=== The task ===
Below are the records; locate each line with the word "Prelims" and copy it.

=== Records shown ===
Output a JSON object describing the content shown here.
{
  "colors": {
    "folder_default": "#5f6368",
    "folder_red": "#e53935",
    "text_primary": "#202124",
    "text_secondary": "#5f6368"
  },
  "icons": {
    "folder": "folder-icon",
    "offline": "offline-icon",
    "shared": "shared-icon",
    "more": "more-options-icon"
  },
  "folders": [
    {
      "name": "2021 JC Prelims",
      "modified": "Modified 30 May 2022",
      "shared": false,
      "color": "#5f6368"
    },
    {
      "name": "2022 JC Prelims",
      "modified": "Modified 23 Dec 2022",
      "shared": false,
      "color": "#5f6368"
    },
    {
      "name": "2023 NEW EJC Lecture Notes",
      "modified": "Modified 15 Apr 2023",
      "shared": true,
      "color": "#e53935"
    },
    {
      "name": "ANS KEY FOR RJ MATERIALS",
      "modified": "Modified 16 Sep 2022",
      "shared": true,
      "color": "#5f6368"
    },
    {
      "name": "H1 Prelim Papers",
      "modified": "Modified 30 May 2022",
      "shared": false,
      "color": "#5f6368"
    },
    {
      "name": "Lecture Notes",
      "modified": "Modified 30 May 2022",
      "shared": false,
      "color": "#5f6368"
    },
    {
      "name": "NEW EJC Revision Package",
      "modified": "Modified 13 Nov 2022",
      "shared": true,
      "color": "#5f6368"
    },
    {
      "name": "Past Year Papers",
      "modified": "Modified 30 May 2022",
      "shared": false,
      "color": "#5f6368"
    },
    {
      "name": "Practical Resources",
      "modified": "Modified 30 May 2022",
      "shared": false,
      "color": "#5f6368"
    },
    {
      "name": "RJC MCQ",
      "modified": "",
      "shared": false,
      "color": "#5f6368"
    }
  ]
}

=== Solution for this task ===
      "name": "2021 JC Prelims",
      "name": "2022 JC Prelims",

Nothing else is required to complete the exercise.